* BEGIN DATA ROWS *

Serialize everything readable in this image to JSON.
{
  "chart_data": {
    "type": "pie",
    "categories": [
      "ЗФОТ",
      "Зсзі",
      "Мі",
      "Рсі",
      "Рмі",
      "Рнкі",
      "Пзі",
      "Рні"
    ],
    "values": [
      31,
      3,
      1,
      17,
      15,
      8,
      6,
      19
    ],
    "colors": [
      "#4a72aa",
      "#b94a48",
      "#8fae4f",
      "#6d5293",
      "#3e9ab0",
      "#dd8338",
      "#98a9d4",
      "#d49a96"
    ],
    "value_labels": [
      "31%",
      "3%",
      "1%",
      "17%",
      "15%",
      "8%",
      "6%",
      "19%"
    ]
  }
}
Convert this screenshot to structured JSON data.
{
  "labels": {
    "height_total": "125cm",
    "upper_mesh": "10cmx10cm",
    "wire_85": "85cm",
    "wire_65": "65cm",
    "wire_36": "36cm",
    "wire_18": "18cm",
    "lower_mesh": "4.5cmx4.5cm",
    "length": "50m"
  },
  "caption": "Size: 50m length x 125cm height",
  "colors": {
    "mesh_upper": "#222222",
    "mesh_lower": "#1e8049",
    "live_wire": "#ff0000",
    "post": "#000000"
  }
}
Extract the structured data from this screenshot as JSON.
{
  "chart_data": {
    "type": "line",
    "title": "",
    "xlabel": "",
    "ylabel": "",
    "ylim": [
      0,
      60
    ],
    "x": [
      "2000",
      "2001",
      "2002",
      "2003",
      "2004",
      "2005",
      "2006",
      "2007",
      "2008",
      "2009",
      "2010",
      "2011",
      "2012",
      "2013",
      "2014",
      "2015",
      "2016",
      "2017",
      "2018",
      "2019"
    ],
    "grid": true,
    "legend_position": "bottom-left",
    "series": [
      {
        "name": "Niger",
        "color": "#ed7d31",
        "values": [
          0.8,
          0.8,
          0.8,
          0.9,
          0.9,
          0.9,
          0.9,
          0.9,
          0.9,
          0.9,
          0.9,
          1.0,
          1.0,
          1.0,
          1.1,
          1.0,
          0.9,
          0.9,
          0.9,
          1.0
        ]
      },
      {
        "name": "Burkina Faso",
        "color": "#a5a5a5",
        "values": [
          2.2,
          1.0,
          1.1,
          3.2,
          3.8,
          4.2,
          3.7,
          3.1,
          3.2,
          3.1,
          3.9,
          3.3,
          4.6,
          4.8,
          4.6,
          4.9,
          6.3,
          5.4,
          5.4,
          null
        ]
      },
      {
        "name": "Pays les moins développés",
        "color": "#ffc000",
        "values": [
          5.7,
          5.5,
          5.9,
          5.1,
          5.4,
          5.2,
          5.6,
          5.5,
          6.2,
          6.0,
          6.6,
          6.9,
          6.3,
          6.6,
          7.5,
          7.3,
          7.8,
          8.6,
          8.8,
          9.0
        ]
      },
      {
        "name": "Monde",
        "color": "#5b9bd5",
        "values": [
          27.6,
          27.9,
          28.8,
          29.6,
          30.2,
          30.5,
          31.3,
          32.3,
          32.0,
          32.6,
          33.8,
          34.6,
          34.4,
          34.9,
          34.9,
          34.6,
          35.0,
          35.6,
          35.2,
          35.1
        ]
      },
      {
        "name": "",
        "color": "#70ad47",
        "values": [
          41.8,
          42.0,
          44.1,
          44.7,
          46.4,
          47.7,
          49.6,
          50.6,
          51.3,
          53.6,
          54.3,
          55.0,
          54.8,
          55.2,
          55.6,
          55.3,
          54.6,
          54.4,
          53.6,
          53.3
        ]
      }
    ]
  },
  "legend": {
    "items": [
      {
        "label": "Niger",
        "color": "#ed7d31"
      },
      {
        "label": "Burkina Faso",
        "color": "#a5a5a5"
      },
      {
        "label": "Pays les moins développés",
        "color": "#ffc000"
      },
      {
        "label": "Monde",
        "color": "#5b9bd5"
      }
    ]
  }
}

* END DATA ROWS *

__WORK TO DO__.
Using the data above, repeat every line exactly.

__TASK RESPONSE__.
Serialize everything readable in this image to JSON.
{
  "chart_data": {
    "type": "pie",
    "categories": [
      "ЗФОТ",
      "Зсзі",
      "Мі",
      "Рсі",
      "Рмі",
      "Рнкі",
      "Пзі",
      "Рні"
    ],
    "values": [
      31,
      3,
      1,
      17,
      15,
      8,
      6,
      19
    ],
    "colors": [
      "#4a72aa",
      "#b94a48",
      "#8fae4f",
      "#6d5293",
      "#3e9ab0",
      "#dd8338",
      "#98a9d4",
      "#d49a96"
    ],
    "value_labels": [
      "31%",
      "3%",
      "1%",
      "17%",
      "15%",
      "8%",
      "6%",
      "19%"
    ]
  }
}
Convert this screenshot to structured JSON data.
{
  "labels": {
    "height_total": "125cm",
    "upper_mesh": "10cmx10cm",
    "wire_85": "85cm",
    "wire_65": "65cm",
    "wire_36": "36cm",
    "wire_18": "18cm",
    "lower_mesh": "4.5cmx4.5cm",
    "length": "50m"
  },
  "caption": "Size: 50m length x 125cm height",
  "colors": {
    "mesh_upper": "#222222",
    "mesh_lower": "#1e8049",
    "live_wire": "#ff0000",
    "post": "#000000"
  }
}
Extract the structured data from this screenshot as JSON.
{
  "chart_data": {
    "type": "line",
    "title": "",
    "xlabel": "",
    "ylabel": "",
    "ylim": [
      0,
      60
    ],
    "x": [
      "2000",
      "2001",
      "2002",
      "2003",
      "2004",
      "2005",
      "2006",
      "2007",
      "2008",
      "2009",
      "2010",
      "2011",
      "2012",
      "2013",
      "2014",
      "2015",
      "2016",
      "2017",
      "2018",
      "2019"
    ],
    "grid": true,
    "legend_position": "bottom-left",
    "series": [
      {
        "name": "Niger",
        "color": "#ed7d31",
        "values": [
          0.8,
          0.8,
          0.8,
          0.9,
          0.9,
          0.9,
          0.9,
          0.9,
          0.9,
          0.9,
          0.9,
          1.0,
          1.0,
          1.0,
          1.1,
          1.0,
          0.9,
          0.9,
          0.9,
          1.0
        ]
      },
      {
        "name": "Burkina Faso",
        "color": "#a5a5a5",
        "values": [
          2.2,
          1.0,
          1.1,
          3.2,
          3.8,
          4.2,
          3.7,
          3.1,
          3.2,
          3.1,
          3.9,
          3.3,
          4.6,
          4.8,
          4.6,
          4.9,
          6.3,
          5.4,
          5.4,
          null
        ]
      },
      {
        "name": "Pays les moins développés",
        "color": "#ffc000",
        "values": [
          5.7,
          5.5,
          5.9,
          5.1,
          5.4,
          5.2,
          5.6,
          5.5,
          6.2,
          6.0,
          6.6,
          6.9,
          6.3,
          6.6,
          7.5,
          7.3,
          7.8,
          8.6,
          8.8,
          9.0
        ]
      },
      {
        "name": "Monde",
        "color": "#5b9bd5",
        "values": [
          27.6,
          27.9,
          28.8,
          29.6,
          30.2,
          30.5,
          31.3,
          32.3,
          32.0,
          32.6,
          33.8,
          34.6,
          34.4,
          34.9,
          34.9,
          34.6,
          35.0,
          35.6,
          35.2,
          35.1
        ]
      },
      {
        "name": "",
        "color": "#70ad47",
        "values": [
          41.8,
          42.0,
          44.1,
          44.7,
          46.4,
          47.7,
          49.6,
          50.6,
          51.3,
          53.6,
          54.3,
          55.0,
          54.8,
          55.2,
          55.6,
          55.3,
          54.6,
          54.4,
          53.6,
          53.3
        ]
      }
    ]
  },
  "legend": {
    "items": [
      {
        "label": "Niger",
        "color": "#ed7d31"
      },
      {
        "label": "Burkina Faso",
        "color": "#a5a5a5"
      },
      {
        "label": "Pays les moins développés",
        "color": "#ffc000"
      },
      {
        "label": "Monde",
        "color": "#5b9bd5"
      }
    ]
  }
}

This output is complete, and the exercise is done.